┏━━

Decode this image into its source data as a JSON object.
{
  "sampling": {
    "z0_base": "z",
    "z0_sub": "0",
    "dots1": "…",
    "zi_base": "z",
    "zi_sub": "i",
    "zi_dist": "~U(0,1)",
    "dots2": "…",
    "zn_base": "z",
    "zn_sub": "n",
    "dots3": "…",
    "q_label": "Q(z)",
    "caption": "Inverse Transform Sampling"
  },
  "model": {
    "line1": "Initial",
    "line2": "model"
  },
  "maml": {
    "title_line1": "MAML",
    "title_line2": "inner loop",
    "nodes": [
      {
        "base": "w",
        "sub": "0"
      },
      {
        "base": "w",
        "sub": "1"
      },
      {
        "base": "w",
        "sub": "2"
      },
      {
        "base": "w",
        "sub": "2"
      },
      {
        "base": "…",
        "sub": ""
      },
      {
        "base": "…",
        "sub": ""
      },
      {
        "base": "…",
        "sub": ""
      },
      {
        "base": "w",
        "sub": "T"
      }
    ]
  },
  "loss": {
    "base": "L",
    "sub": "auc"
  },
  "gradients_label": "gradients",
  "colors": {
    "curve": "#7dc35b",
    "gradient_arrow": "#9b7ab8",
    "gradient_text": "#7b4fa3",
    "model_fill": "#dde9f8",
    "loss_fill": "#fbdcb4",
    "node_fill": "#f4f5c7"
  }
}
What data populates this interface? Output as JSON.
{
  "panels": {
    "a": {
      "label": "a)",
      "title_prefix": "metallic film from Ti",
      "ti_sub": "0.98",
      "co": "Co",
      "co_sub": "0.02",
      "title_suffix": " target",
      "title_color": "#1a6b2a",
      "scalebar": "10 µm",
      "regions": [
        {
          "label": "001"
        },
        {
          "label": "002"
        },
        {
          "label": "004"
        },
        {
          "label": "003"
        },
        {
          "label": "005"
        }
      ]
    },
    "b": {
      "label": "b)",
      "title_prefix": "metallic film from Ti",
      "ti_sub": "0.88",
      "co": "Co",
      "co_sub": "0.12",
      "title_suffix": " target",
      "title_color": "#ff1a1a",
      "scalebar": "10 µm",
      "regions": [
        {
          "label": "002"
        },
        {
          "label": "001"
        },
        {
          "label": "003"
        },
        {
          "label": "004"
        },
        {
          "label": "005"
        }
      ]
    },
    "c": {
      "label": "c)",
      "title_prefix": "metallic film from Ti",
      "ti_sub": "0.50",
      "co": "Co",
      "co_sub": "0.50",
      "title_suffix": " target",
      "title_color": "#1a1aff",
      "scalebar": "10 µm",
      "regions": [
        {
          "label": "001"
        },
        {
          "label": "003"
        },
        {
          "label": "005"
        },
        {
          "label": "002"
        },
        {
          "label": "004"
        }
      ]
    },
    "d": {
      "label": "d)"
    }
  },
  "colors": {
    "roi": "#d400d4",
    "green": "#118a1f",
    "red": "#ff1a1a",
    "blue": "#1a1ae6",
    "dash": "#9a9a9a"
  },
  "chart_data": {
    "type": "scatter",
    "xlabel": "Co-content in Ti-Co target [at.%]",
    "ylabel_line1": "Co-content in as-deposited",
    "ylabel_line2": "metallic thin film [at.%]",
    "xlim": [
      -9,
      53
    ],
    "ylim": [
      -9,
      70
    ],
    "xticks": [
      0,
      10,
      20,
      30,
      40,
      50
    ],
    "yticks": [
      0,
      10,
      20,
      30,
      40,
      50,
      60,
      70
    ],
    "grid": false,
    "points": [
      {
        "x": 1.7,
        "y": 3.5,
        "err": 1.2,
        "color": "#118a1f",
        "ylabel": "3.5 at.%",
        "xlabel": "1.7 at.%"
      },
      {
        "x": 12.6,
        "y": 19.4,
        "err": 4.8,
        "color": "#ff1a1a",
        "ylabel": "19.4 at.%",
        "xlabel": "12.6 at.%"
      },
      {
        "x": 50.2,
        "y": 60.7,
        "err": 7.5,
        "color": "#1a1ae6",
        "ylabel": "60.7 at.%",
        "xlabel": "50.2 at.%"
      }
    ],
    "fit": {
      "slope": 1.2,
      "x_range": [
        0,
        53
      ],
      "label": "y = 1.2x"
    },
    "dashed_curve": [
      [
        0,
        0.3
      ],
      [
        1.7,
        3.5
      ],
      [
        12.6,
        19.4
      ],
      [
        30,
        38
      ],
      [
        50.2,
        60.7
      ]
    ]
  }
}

┗━━

- Exercise prompt
Which lines above contain the word "content"? Copy each of them.

- Final answer
    "xlabel": "Co-content in Ti-Co target [at.%]",
    "ylabel_line1": "Co-content in as-deposited",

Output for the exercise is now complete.